[Dataset listings of figures]
——————————

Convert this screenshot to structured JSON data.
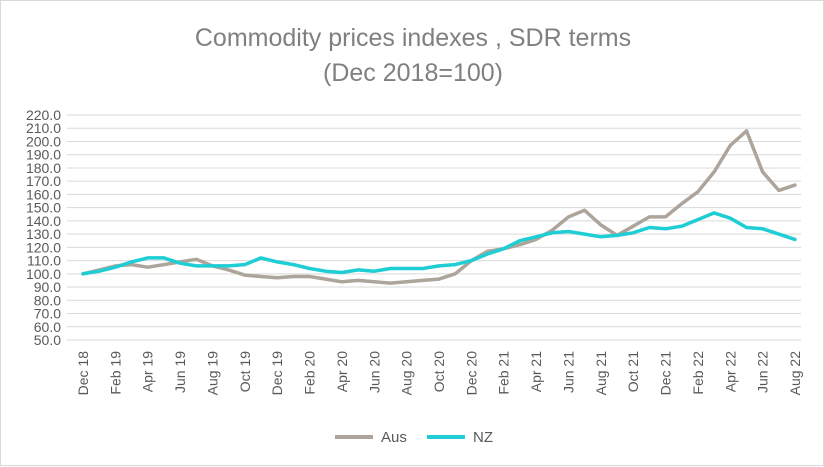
{
  "chart_data": {
    "type": "line",
    "title": "Commodity prices indexes , SDR terms",
    "subtitle": "(Dec 2018=100)",
    "xlabel": "",
    "ylabel": "",
    "ylim": [
      50,
      220
    ],
    "ytick_step": 10,
    "ytick_labels": [
      "50.0",
      "60.0",
      "70.0",
      "80.0",
      "90.0",
      "100.0",
      "110.0",
      "120.0",
      "130.0",
      "140.0",
      "150.0",
      "160.0",
      "170.0",
      "180.0",
      "190.0",
      "200.0",
      "210.0",
      "220.0"
    ],
    "grid": true,
    "legend_position": "bottom",
    "categories": [
      "Dec 18",
      "Jan 19",
      "Feb 19",
      "Mar 19",
      "Apr 19",
      "May 19",
      "Jun 19",
      "Jul 19",
      "Aug 19",
      "Sep 19",
      "Oct 19",
      "Nov 19",
      "Dec 19",
      "Jan 20",
      "Feb 20",
      "Mar 20",
      "Apr 20",
      "May 20",
      "Jun 20",
      "Jul 20",
      "Aug 20",
      "Sep 20",
      "Oct 20",
      "Nov 20",
      "Dec 20",
      "Jan 21",
      "Feb 21",
      "Mar 21",
      "Apr 21",
      "May 21",
      "Jun 21",
      "Jul 21",
      "Aug 21",
      "Sep 21",
      "Oct 21",
      "Nov 21",
      "Dec 21",
      "Jan 22",
      "Feb 22",
      "Mar 22",
      "Apr 22",
      "May 22",
      "Jun 22",
      "Jul 22",
      "Aug 22"
    ],
    "x_tick_labels": [
      "Dec 18",
      "Feb 19",
      "Apr 19",
      "Jun 19",
      "Aug 19",
      "Oct 19",
      "Dec 19",
      "Feb 20",
      "Apr 20",
      "Jun 20",
      "Aug 20",
      "Oct 20",
      "Dec 20",
      "Feb 21",
      "Apr 21",
      "Jun 21",
      "Aug 21",
      "Oct 21",
      "Dec 21",
      "Feb 22",
      "Apr 22",
      "Jun 22",
      "Aug 22"
    ],
    "series": [
      {
        "name": "Aus",
        "color": "#ada59b",
        "values": [
          100,
          103,
          106,
          107,
          105,
          107,
          109,
          111,
          106,
          103,
          99,
          98,
          97,
          98,
          98,
          96,
          94,
          95,
          94,
          93,
          94,
          95,
          96,
          100,
          110,
          117,
          119,
          122,
          126,
          133,
          143,
          148,
          137,
          129,
          136,
          143,
          143,
          153,
          162,
          177,
          197,
          208,
          177,
          163,
          167
        ]
      },
      {
        "name": "NZ",
        "color": "#1fcdd4",
        "values": [
          100,
          102,
          105,
          109,
          112,
          112,
          108,
          106,
          106,
          106,
          107,
          112,
          109,
          107,
          104,
          102,
          101,
          103,
          102,
          104,
          104,
          104,
          106,
          107,
          110,
          115,
          119,
          125,
          128,
          131,
          132,
          130,
          128,
          129,
          131,
          135,
          134,
          136,
          141,
          146,
          142,
          135,
          134,
          130,
          126
        ]
      }
    ]
  }
}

——————————

__Directions__:
Transcribe the listing above verbatim. Omit the pictures.

__Output__:
Convert this screenshot to structured JSON data.
{
  "chart_data": {
    "type": "line",
    "title": "Commodity prices indexes , SDR terms",
    "subtitle": "(Dec 2018=100)",
    "xlabel": "",
    "ylabel": "",
    "ylim": [
      50,
      220
    ],
    "ytick_step": 10,
    "ytick_labels": [
      "50.0",
      "60.0",
      "70.0",
      "80.0",
      "90.0",
      "100.0",
      "110.0",
      "120.0",
      "130.0",
      "140.0",
      "150.0",
      "160.0",
      "170.0",
      "180.0",
      "190.0",
      "200.0",
      "210.0",
      "220.0"
    ],
    "grid": true,
    "legend_position": "bottom",
    "categories": [
      "Dec 18",
      "Jan 19",
      "Feb 19",
      "Mar 19",
      "Apr 19",
      "May 19",
      "Jun 19",
      "Jul 19",
      "Aug 19",
      "Sep 19",
      "Oct 19",
      "Nov 19",
      "Dec 19",
      "Jan 20",
      "Feb 20",
      "Mar 20",
      "Apr 20",
      "May 20",
      "Jun 20",
      "Jul 20",
      "Aug 20",
      "Sep 20",
      "Oct 20",
      "Nov 20",
      "Dec 20",
      "Jan 21",
      "Feb 21",
      "Mar 21",
      "Apr 21",
      "May 21",
      "Jun 21",
      "Jul 21",
      "Aug 21",
      "Sep 21",
      "Oct 21",
      "Nov 21",
      "Dec 21",
      "Jan 22",
      "Feb 22",
      "Mar 22",
      "Apr 22",
      "May 22",
      "Jun 22",
      "Jul 22",
      "Aug 22"
    ],
    "x_tick_labels": [
      "Dec 18",
      "Feb 19",
      "Apr 19",
      "Jun 19",
      "Aug 19",
      "Oct 19",
      "Dec 19",
      "Feb 20",
      "Apr 20",
      "Jun 20",
      "Aug 20",
      "Oct 20",
      "Dec 20",
      "Feb 21",
      "Apr 21",
      "Jun 21",
      "Aug 21",
      "Oct 21",
      "Dec 21",
      "Feb 22",
      "Apr 22",
      "Jun 22",
      "Aug 22"
    ],
    "series": [
      {
        "name": "Aus",
        "color": "#ada59b",
        "values": [
          100,
          103,
          106,
          107,
          105,
          107,
          109,
          111,
          106,
          103,
          99,
          98,
          97,
          98,
          98,
          96,
          94,
          95,
          94,
          93,
          94,
          95,
          96,
          100,
          110,
          117,
          119,
          122,
          126,
          133,
          143,
          148,
          137,
          129,
          136,
          143,
          143,
          153,
          162,
          177,
          197,
          208,
          177,
          163,
          167
        ]
      },
      {
        "name": "NZ",
        "color": "#1fcdd4",
        "values": [
          100,
          102,
          105,
          109,
          112,
          112,
          108,
          106,
          106,
          106,
          107,
          112,
          109,
          107,
          104,
          102,
          101,
          103,
          102,
          104,
          104,
          104,
          106,
          107,
          110,
          115,
          119,
          125,
          128,
          131,
          132,
          130,
          128,
          129,
          131,
          135,
          134,
          136,
          141,
          146,
          142,
          135,
          134,
          130,
          126
        ]
      }
    ]
  }
}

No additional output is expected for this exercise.